◆ **Saved entries**
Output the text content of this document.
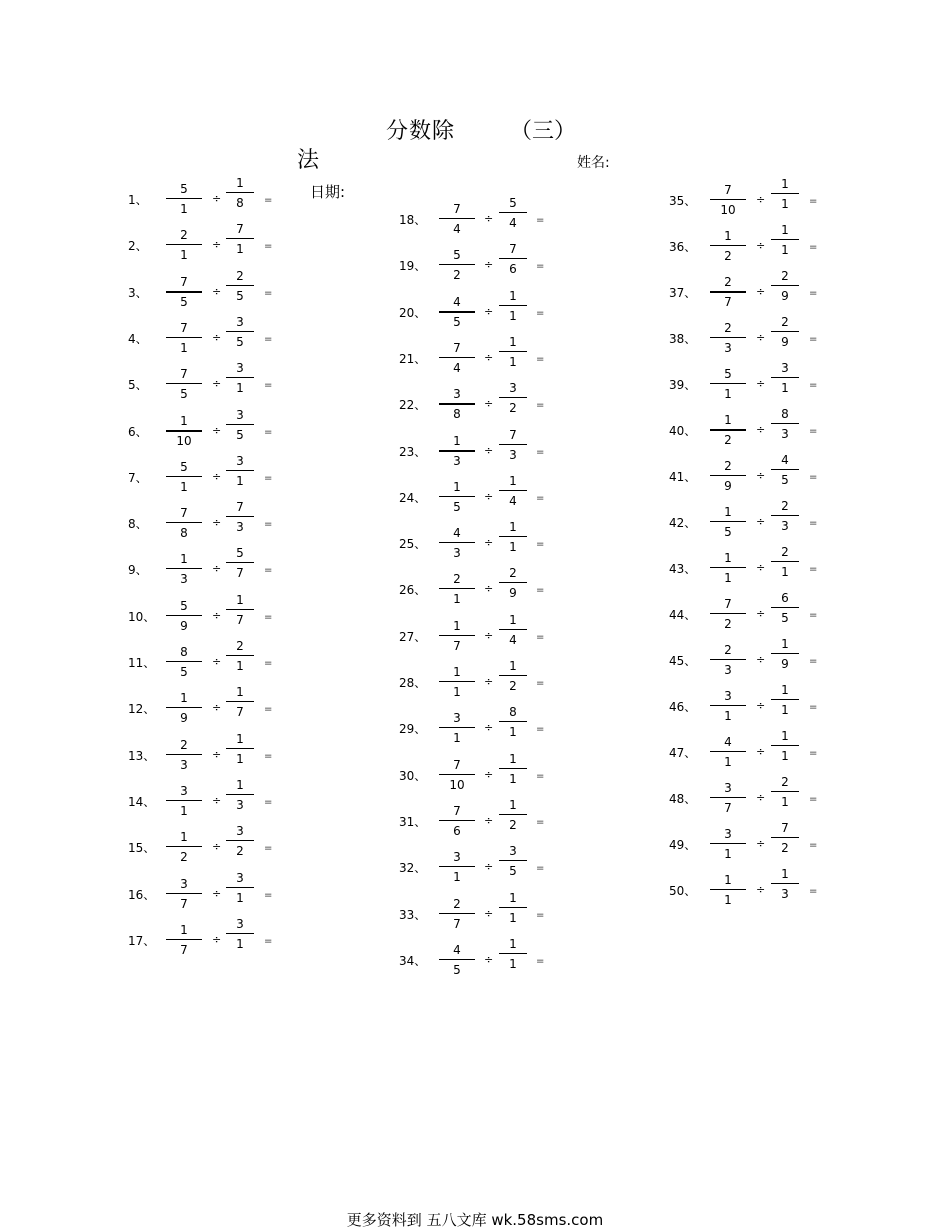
分数除 （三）
法	姓名:
日期:
1、
5
1
÷
1
8	=
2、
2
1
÷
7
1	=
3、
7
5
÷
2
5	=
4、
7
1
÷
3
5	=
5、
7
5
÷
3
1	=
6、
1
10
÷
3
5	=
7、
5
1
÷
3
1	=
8、
7
8
÷
7
3	=
9、
1
3
÷
5
7	=
10、
5
9
÷
1
7	=
11、
8
5
÷
2
1	=
12、
1
9
÷
1
7	=
13、
2
3
÷
1
1	=
14、
3
1
÷
1
3	=
15、
1
2
÷
3
2	=
16、
3
7
÷
3
1	=
17、
1
7
÷
3
1	=
18、
7
4
÷
5
4	=
19、
5
2
÷
7
6	=
20、
4
5
÷
1
1	=
21、
7
4
÷
1
1	=
22、
3
8
÷
3
2	=
23、
1
3
÷
7
3	=
24、
1
5
÷
1
4	=
25、
4
3
÷
1
1	=
26、
2
1
÷
2
9	=
27、
1
7
÷
1
4	=
28、
1
1
÷
1
2	=
29、
3
1
÷
8
1	=
30、
7
10
÷
1
1	=
31、
7
6
÷
1
2	=
32、
3
1
÷
3
5	=
33、
2
7
÷
1
1	=
34、
4
5
÷
1
1	=
35、
7
10
÷
1
1	=
36、
1
2
÷
1
1	=
37、
2
7
÷
2
9	=
38、
2
3
÷
2
9	=
39、
5
1
÷
3
1	=
40、
1
2
÷
8
3	=
41、
2
9
÷
4
5	=
42、
1
5
÷
2
3	=
43、
1
1
÷
2
1	=
44、
7
2
÷
6
5	=
45、
2
3
÷
1
9	=
46、
3
1
÷
1
1	=
47、
4
1
÷
1
1	=
48、
3
7
÷
2
1	=
49、
3
1
÷
7
2	=
50、
1
1
÷
1
3	=
更多资料到 五八文库 wk.58sms.com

◆ **Work to do**
Write out the records above exactly as they appear, leaving out any pictures.

◆ **Final result**
Output the text content of this document.
分数除 （三）
法	姓名:
日期:
1、
5
1
÷
1
8	=
2、
2
1
÷
7
1	=
3、
7
5
÷
2
5	=
4、
7
1
÷
3
5	=
5、
7
5
÷
3
1	=
6、
1
10
÷
3
5	=
7、
5
1
÷
3
1	=
8、
7
8
÷
7
3	=
9、
1
3
÷
5
7	=
10、
5
9
÷
1
7	=
11、
8
5
÷
2
1	=
12、
1
9
÷
1
7	=
13、
2
3
÷
1
1	=
14、
3
1
÷
1
3	=
15、
1
2
÷
3
2	=
16、
3
7
÷
3
1	=
17、
1
7
÷
3
1	=
18、
7
4
÷
5
4	=
19、
5
2
÷
7
6	=
20、
4
5
÷
1
1	=
21、
7
4
÷
1
1	=
22、
3
8
÷
3
2	=
23、
1
3
÷
7
3	=
24、
1
5
÷
1
4	=
25、
4
3
÷
1
1	=
26、
2
1
÷
2
9	=
27、
1
7
÷
1
4	=
28、
1
1
÷
1
2	=
29、
3
1
÷
8
1	=
30、
7
10
÷
1
1	=
31、
7
6
÷
1
2	=
32、
3
1
÷
3
5	=
33、
2
7
÷
1
1	=
34、
4
5
÷
1
1	=
35、
7
10
÷
1
1	=
36、
1
2
÷
1
1	=
37、
2
7
÷
2
9	=
38、
2
3
÷
2
9	=
39、
5
1
÷
3
1	=
40、
1
2
÷
8
3	=
41、
2
9
÷
4
5	=
42、
1
5
÷
2
3	=
43、
1
1
÷
2
1	=
44、
7
2
÷
6
5	=
45、
2
3
÷
1
9	=
46、
3
1
÷
1
1	=
47、
4
1
÷
1
1	=
48、
3
7
÷
2
1	=
49、
3
1
÷
7
2	=
50、
1
1
÷
1
3	=
更多资料到 五八文库 wk.58sms.com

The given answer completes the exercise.